§ DATA SUPPLIED:
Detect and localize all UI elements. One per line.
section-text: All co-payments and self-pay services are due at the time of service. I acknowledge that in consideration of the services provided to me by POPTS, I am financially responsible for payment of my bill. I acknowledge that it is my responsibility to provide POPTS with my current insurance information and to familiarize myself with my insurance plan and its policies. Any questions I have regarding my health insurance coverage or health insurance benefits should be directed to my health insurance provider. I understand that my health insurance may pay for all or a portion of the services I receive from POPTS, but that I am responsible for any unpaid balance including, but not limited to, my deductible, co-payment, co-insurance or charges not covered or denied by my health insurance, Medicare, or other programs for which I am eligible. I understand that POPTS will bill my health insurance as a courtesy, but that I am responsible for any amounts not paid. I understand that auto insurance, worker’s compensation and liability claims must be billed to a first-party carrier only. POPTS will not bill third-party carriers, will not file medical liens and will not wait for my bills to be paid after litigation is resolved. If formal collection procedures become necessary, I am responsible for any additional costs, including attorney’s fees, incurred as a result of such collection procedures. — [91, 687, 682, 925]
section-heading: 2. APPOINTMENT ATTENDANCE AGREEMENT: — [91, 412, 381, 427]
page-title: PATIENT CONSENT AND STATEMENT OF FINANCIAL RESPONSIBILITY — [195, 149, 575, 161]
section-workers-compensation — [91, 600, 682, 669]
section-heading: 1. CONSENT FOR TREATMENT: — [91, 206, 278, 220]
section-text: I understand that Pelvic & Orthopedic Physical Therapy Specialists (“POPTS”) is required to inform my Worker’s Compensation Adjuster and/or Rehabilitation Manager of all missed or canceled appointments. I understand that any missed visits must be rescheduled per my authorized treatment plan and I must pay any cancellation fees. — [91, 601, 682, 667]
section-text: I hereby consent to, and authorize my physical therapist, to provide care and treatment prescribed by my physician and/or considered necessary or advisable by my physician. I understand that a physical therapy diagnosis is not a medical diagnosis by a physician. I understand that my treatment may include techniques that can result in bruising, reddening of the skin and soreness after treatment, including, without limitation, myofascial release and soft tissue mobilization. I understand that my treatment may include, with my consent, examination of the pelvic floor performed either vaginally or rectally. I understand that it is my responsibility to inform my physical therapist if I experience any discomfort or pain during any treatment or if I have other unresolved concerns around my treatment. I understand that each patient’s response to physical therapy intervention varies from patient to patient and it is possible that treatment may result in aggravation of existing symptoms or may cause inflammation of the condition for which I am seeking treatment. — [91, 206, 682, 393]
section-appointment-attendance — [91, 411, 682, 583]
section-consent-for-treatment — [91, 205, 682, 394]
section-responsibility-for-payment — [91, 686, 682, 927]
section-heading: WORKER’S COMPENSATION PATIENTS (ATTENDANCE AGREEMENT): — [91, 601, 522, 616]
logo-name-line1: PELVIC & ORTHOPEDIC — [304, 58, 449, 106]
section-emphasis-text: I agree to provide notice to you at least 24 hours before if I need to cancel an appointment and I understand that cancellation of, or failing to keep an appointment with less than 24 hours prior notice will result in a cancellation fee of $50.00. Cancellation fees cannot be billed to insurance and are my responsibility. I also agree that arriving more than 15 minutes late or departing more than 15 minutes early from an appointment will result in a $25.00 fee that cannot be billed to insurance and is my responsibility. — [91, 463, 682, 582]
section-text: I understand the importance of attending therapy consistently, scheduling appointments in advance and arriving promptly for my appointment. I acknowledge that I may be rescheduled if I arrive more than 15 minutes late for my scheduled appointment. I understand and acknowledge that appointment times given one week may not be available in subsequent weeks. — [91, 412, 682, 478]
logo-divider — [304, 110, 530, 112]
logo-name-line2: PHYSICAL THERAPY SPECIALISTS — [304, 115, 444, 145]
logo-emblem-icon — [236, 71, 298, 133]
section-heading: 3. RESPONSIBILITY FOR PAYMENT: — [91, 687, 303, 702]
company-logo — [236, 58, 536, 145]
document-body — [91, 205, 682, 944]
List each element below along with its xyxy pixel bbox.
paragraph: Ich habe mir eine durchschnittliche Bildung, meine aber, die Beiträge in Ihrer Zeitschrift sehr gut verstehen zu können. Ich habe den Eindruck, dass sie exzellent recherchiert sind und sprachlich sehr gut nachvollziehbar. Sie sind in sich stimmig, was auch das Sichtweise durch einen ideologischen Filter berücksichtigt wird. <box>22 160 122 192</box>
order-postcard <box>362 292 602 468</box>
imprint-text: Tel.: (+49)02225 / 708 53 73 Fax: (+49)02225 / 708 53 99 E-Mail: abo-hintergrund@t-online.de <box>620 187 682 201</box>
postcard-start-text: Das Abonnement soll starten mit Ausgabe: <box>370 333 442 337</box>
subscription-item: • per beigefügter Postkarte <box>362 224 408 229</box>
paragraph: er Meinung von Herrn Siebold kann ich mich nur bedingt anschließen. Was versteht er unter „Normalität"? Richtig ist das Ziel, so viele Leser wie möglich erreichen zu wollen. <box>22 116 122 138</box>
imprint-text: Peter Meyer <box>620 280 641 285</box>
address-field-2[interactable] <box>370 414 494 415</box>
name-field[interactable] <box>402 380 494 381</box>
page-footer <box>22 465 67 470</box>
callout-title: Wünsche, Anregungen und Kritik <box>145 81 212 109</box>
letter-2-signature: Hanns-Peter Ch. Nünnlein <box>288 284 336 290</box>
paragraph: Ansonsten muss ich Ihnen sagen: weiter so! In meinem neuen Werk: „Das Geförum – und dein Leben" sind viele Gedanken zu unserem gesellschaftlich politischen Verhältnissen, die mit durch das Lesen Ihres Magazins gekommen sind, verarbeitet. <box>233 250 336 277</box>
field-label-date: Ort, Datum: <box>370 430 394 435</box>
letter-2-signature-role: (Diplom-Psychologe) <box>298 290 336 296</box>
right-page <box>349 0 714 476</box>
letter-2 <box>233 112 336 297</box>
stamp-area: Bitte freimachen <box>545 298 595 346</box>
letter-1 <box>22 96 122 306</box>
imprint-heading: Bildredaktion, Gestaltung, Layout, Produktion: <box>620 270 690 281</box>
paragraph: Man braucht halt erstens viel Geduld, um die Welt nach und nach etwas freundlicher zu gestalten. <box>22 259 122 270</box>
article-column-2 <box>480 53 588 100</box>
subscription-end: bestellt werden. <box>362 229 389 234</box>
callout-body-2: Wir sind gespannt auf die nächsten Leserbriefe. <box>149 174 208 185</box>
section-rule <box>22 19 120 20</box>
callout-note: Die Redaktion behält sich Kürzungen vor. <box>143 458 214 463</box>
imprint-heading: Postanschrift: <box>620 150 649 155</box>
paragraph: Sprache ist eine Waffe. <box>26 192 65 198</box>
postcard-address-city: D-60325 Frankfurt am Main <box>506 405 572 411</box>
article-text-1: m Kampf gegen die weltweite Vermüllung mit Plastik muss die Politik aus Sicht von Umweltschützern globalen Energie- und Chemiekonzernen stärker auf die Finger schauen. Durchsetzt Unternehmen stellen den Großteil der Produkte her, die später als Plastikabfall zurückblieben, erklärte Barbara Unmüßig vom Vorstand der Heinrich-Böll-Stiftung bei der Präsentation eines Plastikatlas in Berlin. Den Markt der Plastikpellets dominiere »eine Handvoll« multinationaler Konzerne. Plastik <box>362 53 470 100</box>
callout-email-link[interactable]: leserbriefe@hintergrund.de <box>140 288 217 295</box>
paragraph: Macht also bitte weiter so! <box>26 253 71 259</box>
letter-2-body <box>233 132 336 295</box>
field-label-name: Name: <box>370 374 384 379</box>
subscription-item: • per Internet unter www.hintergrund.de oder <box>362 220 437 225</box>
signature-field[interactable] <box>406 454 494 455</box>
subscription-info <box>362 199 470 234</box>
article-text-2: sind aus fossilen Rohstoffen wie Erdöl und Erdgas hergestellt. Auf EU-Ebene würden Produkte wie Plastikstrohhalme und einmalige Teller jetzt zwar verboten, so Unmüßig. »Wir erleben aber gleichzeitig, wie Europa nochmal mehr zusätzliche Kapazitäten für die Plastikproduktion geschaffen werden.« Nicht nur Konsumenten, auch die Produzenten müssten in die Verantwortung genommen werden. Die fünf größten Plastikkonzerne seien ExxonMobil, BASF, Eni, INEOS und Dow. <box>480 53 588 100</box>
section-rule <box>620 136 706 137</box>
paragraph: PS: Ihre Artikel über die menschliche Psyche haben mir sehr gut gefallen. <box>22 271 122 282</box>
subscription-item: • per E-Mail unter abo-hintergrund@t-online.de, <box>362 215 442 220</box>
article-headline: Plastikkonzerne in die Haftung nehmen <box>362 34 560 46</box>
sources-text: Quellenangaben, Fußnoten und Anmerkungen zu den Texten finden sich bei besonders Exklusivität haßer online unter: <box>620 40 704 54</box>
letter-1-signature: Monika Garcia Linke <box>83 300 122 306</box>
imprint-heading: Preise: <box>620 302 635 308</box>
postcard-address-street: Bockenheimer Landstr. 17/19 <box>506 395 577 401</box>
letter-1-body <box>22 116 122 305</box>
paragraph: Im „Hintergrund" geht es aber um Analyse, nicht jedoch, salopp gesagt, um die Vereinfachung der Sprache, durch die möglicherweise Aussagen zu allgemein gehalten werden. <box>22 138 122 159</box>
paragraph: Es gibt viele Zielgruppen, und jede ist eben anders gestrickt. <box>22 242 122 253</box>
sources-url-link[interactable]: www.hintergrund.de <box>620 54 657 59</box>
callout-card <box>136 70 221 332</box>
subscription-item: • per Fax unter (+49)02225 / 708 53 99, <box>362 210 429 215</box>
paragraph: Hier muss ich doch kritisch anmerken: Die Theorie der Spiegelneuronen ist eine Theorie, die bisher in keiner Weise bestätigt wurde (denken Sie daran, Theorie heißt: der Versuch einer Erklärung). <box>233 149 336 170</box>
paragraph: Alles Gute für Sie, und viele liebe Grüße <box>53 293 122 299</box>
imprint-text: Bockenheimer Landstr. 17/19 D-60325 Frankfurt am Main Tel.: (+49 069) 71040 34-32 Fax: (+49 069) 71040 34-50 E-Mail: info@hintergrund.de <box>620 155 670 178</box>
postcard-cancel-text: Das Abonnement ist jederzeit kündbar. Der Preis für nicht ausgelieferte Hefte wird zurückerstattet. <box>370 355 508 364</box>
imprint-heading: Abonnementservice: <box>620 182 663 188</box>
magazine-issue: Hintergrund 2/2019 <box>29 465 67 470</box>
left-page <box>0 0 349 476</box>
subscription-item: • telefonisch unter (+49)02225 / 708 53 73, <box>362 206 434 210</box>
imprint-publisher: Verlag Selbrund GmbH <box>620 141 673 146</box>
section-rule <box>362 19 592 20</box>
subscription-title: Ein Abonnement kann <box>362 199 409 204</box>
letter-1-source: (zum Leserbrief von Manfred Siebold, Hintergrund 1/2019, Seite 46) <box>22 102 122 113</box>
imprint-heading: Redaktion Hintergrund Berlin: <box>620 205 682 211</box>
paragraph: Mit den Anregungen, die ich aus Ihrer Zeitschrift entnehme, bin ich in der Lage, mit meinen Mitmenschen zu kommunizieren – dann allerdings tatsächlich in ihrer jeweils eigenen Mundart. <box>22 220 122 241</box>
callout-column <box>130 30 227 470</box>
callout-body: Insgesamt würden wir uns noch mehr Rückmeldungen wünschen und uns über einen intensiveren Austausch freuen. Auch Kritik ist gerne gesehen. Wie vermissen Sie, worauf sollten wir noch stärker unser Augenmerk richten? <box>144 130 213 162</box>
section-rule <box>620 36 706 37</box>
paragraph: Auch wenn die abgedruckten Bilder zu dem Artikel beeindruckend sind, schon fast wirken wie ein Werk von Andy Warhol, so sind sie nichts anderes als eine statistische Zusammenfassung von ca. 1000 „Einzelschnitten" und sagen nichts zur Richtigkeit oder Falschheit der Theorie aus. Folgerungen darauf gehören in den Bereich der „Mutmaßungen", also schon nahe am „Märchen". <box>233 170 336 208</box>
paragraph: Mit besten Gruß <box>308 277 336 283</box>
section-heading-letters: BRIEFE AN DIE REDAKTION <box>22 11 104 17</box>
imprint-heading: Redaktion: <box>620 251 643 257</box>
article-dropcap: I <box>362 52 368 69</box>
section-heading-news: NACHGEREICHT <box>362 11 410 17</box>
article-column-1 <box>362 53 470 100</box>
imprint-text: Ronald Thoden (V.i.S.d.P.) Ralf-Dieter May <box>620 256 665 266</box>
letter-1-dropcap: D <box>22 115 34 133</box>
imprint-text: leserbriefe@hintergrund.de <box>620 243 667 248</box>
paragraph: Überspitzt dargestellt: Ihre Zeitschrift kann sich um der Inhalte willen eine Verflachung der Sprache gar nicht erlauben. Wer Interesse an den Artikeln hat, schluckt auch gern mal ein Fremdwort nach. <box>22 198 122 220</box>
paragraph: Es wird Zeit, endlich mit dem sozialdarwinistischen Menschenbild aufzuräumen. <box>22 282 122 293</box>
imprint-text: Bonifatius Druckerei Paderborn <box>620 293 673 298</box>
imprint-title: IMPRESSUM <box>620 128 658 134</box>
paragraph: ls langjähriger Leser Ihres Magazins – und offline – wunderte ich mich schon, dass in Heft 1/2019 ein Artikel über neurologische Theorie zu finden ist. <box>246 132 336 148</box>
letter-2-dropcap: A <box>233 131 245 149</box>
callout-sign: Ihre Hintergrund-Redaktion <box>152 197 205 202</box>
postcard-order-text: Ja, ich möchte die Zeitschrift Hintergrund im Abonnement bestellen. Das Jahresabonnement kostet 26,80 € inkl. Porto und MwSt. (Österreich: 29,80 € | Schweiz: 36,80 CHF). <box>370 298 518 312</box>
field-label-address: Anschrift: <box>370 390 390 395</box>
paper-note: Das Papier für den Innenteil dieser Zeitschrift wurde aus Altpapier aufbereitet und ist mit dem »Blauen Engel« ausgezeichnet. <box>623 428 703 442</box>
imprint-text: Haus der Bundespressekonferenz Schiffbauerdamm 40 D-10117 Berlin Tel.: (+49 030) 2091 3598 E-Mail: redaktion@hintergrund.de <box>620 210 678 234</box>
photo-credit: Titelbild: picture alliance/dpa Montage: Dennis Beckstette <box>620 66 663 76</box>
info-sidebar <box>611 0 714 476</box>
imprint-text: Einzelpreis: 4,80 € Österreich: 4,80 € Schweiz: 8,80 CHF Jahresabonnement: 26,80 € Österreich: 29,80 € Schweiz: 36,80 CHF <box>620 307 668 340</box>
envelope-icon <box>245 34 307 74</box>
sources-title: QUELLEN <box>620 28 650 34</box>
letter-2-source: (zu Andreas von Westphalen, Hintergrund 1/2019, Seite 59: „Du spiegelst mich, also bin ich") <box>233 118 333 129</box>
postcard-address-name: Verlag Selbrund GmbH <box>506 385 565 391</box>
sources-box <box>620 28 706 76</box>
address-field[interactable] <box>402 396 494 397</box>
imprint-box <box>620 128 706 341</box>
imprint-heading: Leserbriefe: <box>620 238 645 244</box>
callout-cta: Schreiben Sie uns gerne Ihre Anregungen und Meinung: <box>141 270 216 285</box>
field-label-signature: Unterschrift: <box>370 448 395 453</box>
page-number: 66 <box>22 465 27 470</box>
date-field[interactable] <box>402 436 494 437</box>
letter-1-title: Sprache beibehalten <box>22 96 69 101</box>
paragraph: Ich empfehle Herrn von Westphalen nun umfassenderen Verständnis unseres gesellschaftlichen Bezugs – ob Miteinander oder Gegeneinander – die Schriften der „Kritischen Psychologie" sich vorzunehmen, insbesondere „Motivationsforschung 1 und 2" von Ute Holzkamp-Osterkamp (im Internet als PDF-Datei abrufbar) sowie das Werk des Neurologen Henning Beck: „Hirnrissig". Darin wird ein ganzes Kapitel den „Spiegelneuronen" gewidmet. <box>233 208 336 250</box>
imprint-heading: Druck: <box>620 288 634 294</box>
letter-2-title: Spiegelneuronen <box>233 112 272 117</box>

§ PROBLEM REQUIREMENTS:
Count of lines in the data above that contain the string "GmbH": give this number and no other words.

§ EXERCISE RESPONSE:
2